■ **GIVEN EXERCISE**
Your task is to give the listing below back word for word, pictures excluded.

────────────────

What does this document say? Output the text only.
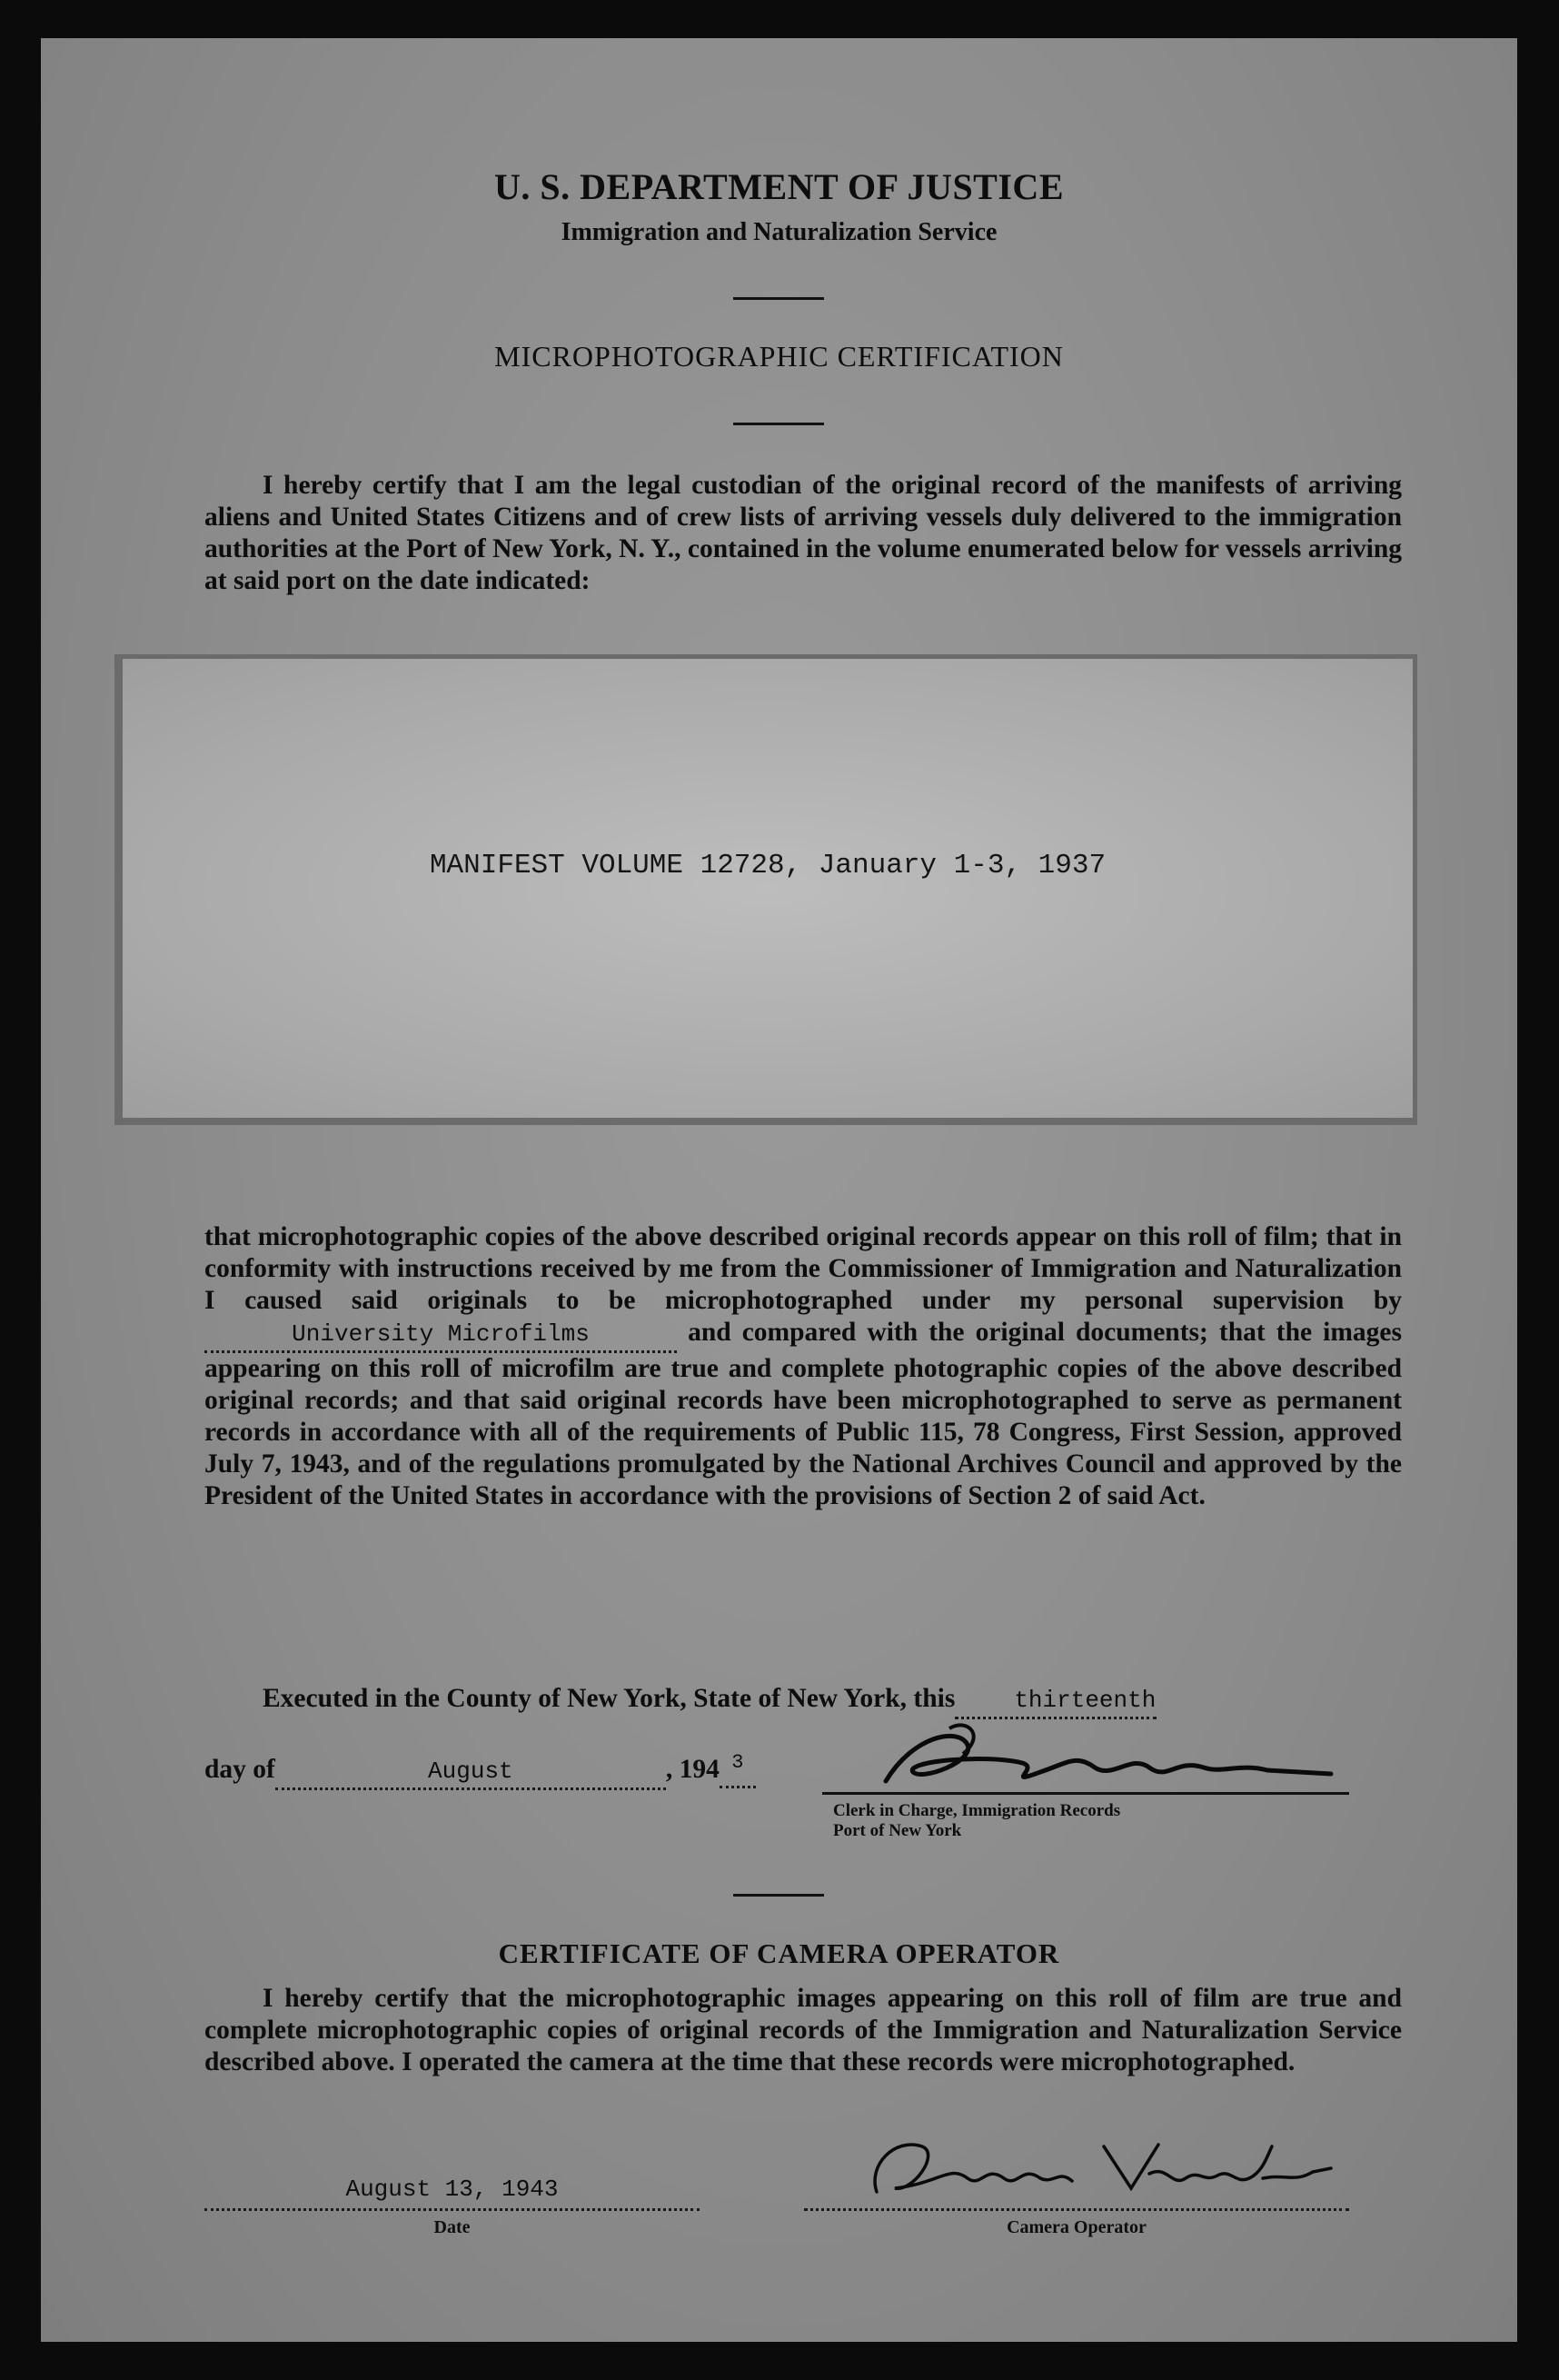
U. S. DEPARTMENT OF JUSTICE
Immigration and Naturalization Service
MICROPHOTOGRAPHIC CERTIFICATION
I hereby certify that I am the legal custodian of the original record of the manifests of arriving aliens and United States Citizens and of crew lists of arriving vessels duly delivered to the immigration authorities at the Port of New York, N. Y., contained in the volume enumerated below for vessels arriving at said port on the date indicated:
MANIFEST VOLUME 12728, January 1-3, 1937
that microphotographic copies of the above described original records appear on this roll of film; that in conformity with instructions received by me from the Commissioner of Immigration and Naturalization I caused said originals to be microphotographed under my personal supervision by University Microfilms	and compared with the original documents; that the images appearing on this roll of microfilm are true and complete photographic copies of the above described original records; and that said original records have been microphotographed to serve as permanent records in accordance with all of the requirements of Public 115, 78 Congress, First Session, approved July 7, 1943, and of the regulations promulgated by the National Archives Council and approved by the President of the United States in accordance with the provisions of Section 2 of said Act.
Executed in the County of New York, State of New York, this thirteenth
day of	August	, 194 $^3$
Clerk in Charge, Immigration Records
Port of New York
CERTIFICATE OF CAMERA OPERATOR
I hereby certify that the microphotographic images appearing on this roll of film are true and complete microphotographic copies of original records of the Immigration and Naturalization Service described above. I operated the camera at the time that these records were microphotographed.
August 13, 1943
Date	Camera Operator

────────────────

■ **SOLUTION TO THIS EXERCISE**
What does this document say? Output the text only.
U. S. DEPARTMENT OF JUSTICE
Immigration and Naturalization Service
MICROPHOTOGRAPHIC CERTIFICATION
I hereby certify that I am the legal custodian of the original record of the manifests of arriving aliens and United States Citizens and of crew lists of arriving vessels duly delivered to the immigration authorities at the Port of New York, N. Y., contained in the volume enumerated below for vessels arriving at said port on the date indicated:
MANIFEST VOLUME 12728, January 1-3, 1937
that microphotographic copies of the above described original records appear on this roll of film; that in conformity with instructions received by me from the Commissioner of Immigration and Naturalization I caused said originals to be microphotographed under my personal supervision by University Microfilms	and compared with the original documents; that the images appearing on this roll of microfilm are true and complete photographic copies of the above described original records; and that said original records have been microphotographed to serve as permanent records in accordance with all of the requirements of Public 115, 78 Congress, First Session, approved July 7, 1943, and of the regulations promulgated by the National Archives Council and approved by the President of the United States in accordance with the provisions of Section 2 of said Act.
Executed in the County of New York, State of New York, this thirteenth
day of	August	, 194 $^3$
Clerk in Charge, Immigration Records
Port of New York
CERTIFICATE OF CAMERA OPERATOR
I hereby certify that the microphotographic images appearing on this roll of film are true and complete microphotographic copies of original records of the Immigration and Naturalization Service described above. I operated the camera at the time that these records were microphotographed.
August 13, 1943
Date	Camera Operator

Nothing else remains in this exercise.